Extracted data entries:
───
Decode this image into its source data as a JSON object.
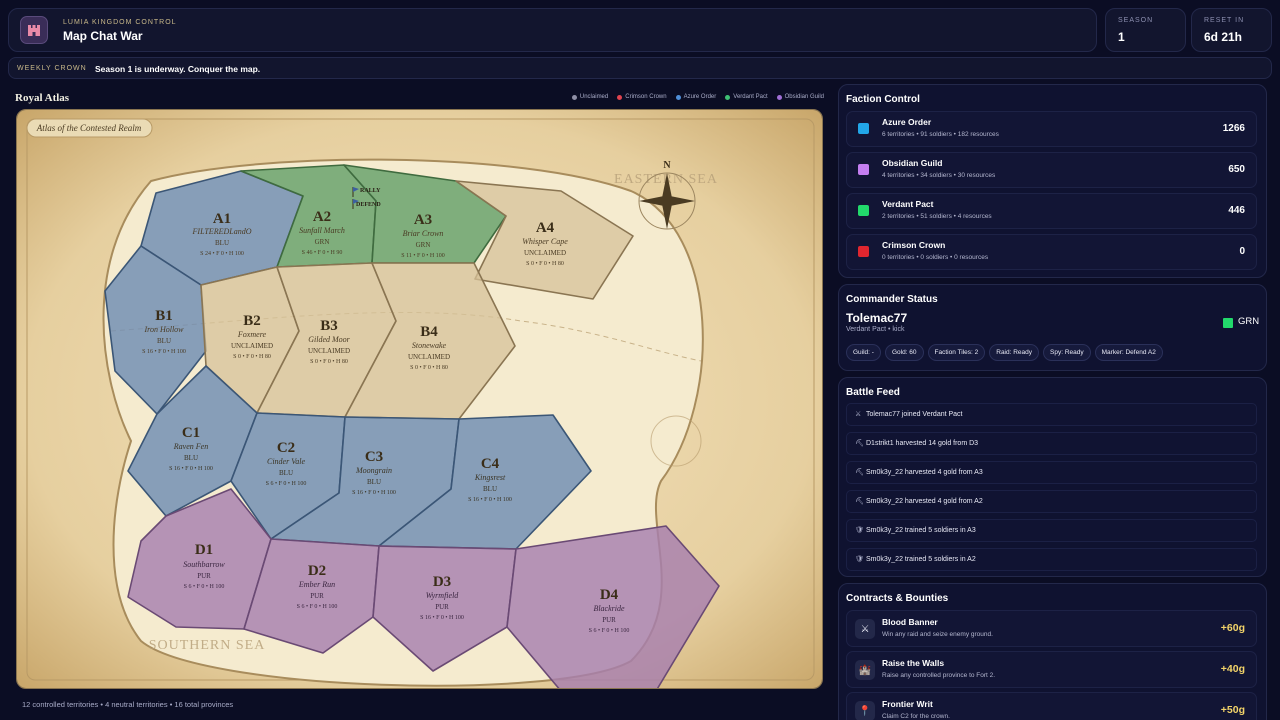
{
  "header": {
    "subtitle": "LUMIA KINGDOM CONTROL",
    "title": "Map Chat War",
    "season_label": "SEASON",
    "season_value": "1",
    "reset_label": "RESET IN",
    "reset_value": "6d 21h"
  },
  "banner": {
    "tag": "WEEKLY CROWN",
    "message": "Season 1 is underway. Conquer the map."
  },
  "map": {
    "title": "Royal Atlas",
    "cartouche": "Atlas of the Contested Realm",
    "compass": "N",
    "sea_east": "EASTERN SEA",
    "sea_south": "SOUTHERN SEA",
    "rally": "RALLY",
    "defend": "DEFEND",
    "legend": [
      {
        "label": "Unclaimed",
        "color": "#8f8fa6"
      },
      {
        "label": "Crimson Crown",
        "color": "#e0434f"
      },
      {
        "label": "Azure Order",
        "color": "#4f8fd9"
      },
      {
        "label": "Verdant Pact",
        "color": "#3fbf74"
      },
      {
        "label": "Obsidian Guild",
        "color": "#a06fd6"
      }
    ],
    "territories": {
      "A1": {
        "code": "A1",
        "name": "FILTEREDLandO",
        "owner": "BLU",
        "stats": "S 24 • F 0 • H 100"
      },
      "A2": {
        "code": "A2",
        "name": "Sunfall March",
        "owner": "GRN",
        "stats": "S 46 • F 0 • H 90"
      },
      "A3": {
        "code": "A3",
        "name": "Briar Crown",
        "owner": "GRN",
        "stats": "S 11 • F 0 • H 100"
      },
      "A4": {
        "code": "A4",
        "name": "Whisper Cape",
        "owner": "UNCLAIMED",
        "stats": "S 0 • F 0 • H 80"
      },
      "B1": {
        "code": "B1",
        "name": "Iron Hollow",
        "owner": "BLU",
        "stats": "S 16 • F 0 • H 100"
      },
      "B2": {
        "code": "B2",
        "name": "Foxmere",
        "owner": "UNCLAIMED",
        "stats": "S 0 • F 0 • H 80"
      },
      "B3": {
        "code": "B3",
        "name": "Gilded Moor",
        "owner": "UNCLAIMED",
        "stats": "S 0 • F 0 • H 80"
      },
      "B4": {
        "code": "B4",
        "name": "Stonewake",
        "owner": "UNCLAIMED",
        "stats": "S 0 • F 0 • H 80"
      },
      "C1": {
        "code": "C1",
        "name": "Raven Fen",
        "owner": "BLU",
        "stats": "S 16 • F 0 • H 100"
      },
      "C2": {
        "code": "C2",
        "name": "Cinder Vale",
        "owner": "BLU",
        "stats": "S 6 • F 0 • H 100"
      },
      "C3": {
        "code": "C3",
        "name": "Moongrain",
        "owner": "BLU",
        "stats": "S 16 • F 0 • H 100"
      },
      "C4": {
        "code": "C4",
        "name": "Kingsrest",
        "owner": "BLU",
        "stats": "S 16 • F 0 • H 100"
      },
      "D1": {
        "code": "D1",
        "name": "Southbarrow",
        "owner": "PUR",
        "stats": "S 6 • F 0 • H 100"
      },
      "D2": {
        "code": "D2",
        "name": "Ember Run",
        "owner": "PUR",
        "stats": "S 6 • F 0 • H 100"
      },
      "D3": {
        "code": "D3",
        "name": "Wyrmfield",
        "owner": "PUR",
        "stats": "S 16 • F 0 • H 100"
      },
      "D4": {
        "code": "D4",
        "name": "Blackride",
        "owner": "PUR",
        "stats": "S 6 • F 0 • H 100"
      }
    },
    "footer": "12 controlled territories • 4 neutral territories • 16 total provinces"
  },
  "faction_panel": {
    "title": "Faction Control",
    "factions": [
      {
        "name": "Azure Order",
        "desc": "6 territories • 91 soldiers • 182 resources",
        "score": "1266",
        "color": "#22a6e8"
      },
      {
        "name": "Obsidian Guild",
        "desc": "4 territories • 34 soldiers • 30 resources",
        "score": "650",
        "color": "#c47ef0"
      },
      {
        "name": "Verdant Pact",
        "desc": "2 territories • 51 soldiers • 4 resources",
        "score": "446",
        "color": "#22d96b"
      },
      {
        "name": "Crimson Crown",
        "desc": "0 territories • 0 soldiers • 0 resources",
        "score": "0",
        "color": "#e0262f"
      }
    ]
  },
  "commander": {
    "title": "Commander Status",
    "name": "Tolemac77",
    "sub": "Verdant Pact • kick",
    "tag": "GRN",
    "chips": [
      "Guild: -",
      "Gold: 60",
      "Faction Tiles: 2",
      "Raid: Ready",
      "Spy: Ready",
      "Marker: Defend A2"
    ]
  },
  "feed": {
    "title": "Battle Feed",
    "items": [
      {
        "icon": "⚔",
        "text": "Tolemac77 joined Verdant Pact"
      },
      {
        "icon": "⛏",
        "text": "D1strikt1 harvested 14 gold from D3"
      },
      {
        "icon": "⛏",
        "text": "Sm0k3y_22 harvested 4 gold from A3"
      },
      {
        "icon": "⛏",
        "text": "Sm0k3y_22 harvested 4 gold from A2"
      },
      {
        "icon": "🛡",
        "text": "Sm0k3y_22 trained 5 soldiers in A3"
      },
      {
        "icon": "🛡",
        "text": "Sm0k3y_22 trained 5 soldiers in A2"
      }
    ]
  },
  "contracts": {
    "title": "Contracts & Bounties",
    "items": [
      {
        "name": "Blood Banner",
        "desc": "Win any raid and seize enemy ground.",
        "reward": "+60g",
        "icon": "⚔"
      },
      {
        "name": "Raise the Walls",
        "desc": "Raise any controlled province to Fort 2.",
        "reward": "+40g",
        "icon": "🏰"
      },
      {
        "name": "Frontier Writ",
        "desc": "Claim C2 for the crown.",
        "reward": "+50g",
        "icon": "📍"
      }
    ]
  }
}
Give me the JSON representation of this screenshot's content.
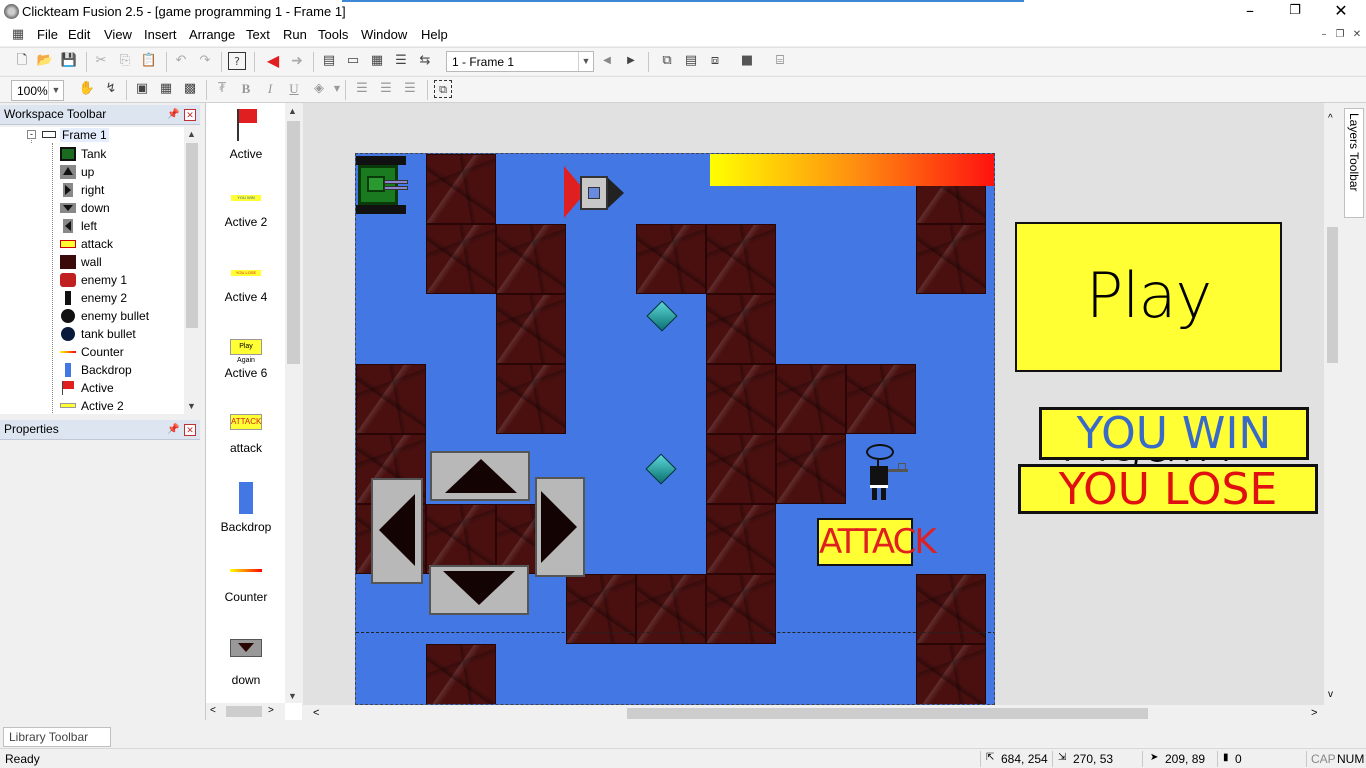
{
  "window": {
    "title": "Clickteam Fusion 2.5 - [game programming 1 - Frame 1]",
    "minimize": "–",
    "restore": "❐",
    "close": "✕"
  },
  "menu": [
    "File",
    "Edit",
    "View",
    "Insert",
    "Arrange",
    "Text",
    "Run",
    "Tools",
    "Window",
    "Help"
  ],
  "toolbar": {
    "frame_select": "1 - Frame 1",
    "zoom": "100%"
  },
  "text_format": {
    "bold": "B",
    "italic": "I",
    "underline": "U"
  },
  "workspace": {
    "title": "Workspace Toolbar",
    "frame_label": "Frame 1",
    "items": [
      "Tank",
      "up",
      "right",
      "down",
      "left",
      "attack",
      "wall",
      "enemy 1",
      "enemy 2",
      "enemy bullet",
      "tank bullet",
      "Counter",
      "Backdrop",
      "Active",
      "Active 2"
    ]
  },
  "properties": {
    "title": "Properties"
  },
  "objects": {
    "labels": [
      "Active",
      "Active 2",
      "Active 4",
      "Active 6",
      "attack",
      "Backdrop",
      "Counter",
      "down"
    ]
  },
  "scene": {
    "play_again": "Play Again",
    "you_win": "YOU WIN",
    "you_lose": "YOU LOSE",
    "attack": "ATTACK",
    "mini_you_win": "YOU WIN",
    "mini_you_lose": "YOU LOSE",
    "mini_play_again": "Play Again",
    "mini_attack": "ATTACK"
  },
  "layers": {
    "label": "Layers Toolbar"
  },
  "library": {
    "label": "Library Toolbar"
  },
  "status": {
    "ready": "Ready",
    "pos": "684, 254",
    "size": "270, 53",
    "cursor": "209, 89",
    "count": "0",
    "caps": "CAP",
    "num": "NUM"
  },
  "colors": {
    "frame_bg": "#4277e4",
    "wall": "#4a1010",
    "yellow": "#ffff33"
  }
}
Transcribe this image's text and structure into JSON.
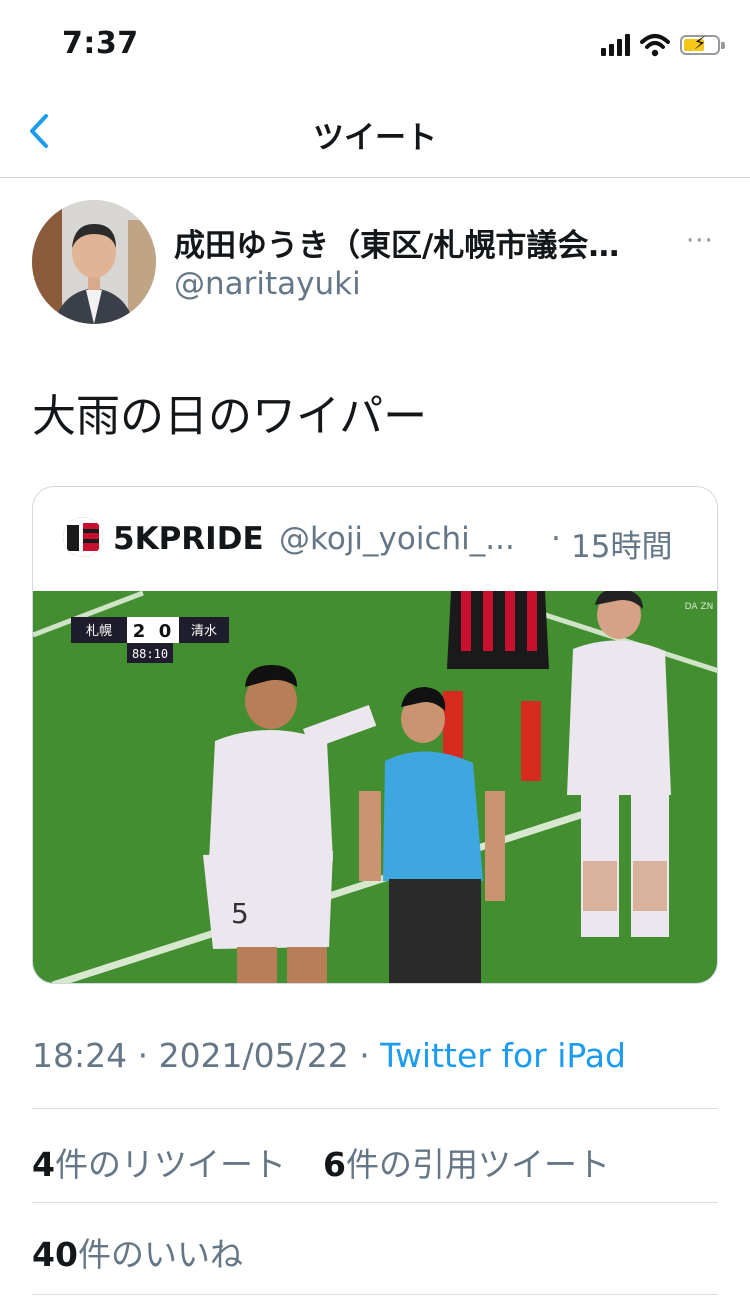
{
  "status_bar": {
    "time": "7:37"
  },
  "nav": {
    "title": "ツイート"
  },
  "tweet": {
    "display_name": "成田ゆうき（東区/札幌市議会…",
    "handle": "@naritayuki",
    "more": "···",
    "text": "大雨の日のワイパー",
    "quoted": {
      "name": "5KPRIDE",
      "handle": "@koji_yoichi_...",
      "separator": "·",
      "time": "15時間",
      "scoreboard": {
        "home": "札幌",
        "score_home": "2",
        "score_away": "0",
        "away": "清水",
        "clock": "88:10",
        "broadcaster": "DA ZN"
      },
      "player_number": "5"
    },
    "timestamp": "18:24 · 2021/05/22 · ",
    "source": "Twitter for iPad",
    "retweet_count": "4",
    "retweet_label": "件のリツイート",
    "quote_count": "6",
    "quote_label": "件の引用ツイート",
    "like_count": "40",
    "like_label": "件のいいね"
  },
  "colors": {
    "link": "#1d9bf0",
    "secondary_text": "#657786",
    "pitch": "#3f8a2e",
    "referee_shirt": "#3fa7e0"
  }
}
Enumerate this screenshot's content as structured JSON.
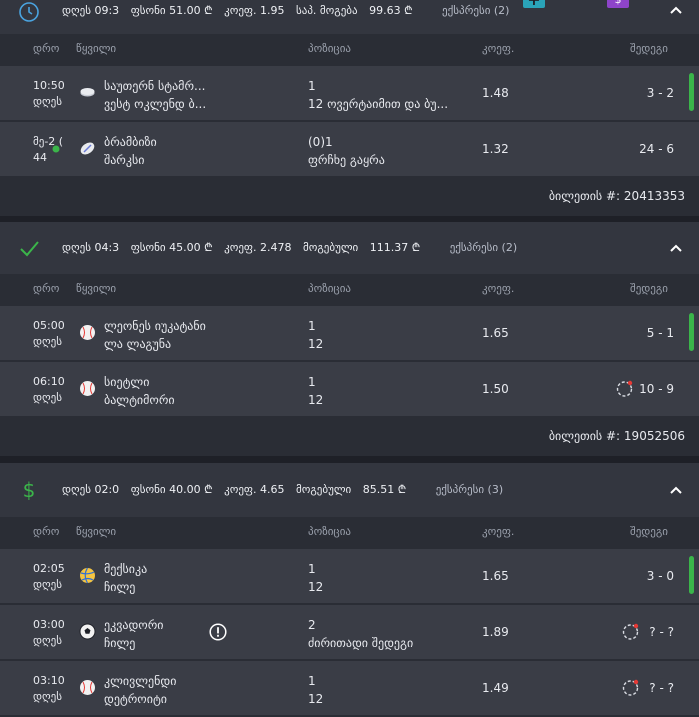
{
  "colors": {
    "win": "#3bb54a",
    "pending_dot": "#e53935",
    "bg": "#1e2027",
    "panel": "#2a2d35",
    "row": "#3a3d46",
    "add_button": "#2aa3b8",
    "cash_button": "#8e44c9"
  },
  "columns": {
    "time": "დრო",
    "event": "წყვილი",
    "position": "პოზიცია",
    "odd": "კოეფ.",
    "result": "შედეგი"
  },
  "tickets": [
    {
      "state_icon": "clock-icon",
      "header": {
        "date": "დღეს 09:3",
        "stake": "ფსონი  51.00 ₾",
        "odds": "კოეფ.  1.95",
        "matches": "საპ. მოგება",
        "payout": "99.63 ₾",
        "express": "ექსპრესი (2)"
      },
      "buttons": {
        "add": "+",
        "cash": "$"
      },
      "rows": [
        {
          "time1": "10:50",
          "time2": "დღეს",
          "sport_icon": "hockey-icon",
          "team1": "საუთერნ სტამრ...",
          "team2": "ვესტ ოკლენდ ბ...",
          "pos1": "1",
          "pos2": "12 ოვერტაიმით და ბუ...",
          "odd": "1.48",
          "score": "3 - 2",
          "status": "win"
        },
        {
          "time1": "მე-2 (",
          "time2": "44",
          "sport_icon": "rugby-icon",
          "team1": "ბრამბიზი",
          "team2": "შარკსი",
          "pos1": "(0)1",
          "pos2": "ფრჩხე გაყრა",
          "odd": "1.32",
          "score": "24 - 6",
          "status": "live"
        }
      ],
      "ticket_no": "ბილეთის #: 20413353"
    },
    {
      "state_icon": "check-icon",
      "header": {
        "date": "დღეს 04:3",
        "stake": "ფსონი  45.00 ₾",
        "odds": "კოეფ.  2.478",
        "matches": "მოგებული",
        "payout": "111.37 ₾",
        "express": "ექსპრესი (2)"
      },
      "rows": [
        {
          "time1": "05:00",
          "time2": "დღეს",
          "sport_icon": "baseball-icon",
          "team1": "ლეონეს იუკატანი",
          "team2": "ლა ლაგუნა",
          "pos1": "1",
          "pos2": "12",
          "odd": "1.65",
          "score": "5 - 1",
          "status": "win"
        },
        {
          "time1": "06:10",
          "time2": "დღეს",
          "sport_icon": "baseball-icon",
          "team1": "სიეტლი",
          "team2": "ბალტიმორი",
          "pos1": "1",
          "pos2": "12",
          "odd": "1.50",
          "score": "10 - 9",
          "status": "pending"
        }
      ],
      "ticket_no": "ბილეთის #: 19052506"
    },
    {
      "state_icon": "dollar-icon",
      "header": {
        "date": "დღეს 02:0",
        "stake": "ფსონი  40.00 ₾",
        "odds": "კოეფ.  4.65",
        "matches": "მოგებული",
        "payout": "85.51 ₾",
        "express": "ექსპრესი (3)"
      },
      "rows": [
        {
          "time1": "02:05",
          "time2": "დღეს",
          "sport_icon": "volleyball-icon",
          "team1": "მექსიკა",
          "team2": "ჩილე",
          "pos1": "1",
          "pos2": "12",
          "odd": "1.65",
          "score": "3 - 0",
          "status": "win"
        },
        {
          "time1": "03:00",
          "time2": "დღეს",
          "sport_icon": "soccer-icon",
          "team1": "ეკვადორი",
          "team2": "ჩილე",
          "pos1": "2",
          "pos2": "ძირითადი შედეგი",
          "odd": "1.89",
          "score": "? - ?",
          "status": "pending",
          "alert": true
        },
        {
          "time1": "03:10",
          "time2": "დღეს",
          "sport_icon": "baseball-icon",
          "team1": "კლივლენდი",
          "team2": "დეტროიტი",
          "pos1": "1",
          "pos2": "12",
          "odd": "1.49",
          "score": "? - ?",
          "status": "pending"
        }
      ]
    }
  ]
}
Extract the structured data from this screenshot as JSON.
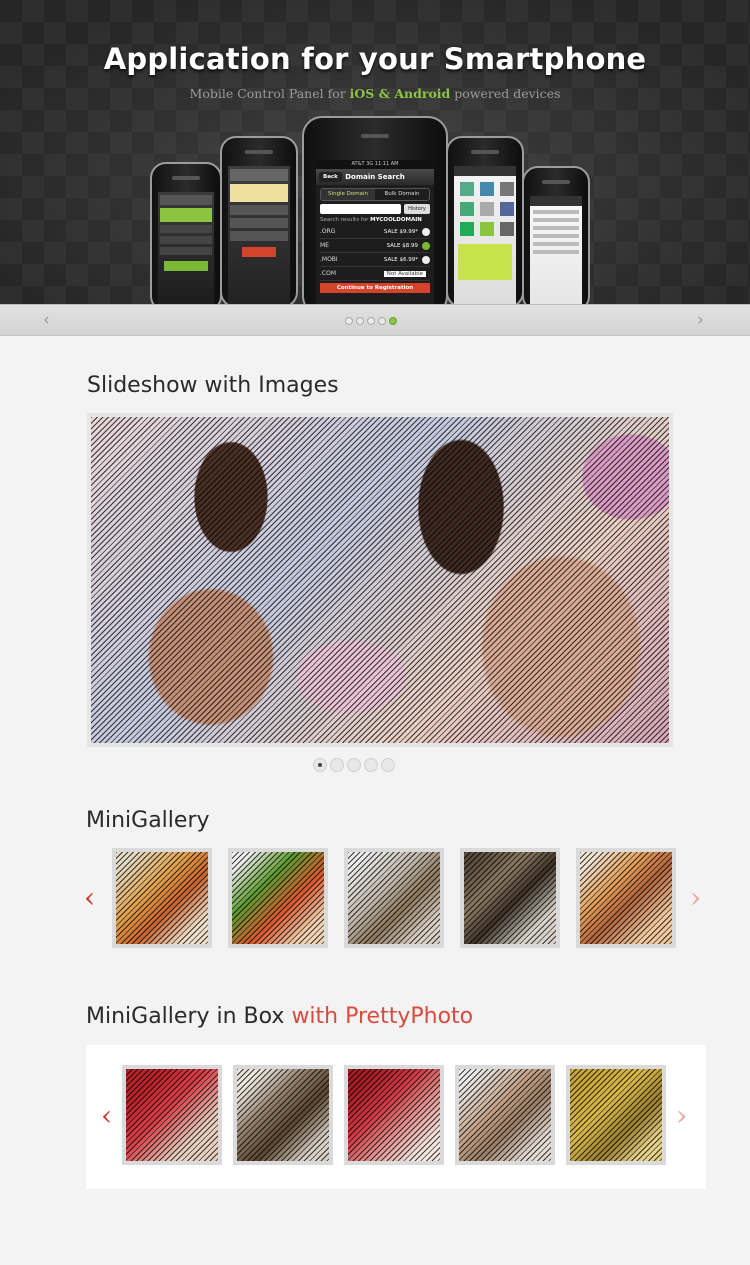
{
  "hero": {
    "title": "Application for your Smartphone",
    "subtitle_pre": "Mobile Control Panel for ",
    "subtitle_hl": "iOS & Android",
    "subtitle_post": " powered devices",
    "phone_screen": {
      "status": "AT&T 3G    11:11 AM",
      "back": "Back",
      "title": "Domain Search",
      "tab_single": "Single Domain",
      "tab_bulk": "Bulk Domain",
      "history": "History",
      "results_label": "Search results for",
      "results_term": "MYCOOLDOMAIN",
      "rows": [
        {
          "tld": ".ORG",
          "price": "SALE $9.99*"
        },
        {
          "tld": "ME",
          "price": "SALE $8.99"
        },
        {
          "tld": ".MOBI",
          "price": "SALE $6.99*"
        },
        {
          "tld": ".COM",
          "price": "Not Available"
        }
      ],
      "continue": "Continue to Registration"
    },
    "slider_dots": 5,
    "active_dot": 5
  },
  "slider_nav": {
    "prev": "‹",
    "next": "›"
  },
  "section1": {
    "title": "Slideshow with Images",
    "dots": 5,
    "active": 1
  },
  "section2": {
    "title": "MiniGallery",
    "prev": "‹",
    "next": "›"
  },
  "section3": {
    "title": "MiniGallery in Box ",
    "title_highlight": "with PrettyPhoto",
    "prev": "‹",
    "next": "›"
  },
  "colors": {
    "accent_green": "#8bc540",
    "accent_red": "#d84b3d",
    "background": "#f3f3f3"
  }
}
───
## CHALLENGE
Filter lines by "Search" and return each hit.

## TASK RESPONSE
      "title": "Domain Search",
      "results_label": "Search results for",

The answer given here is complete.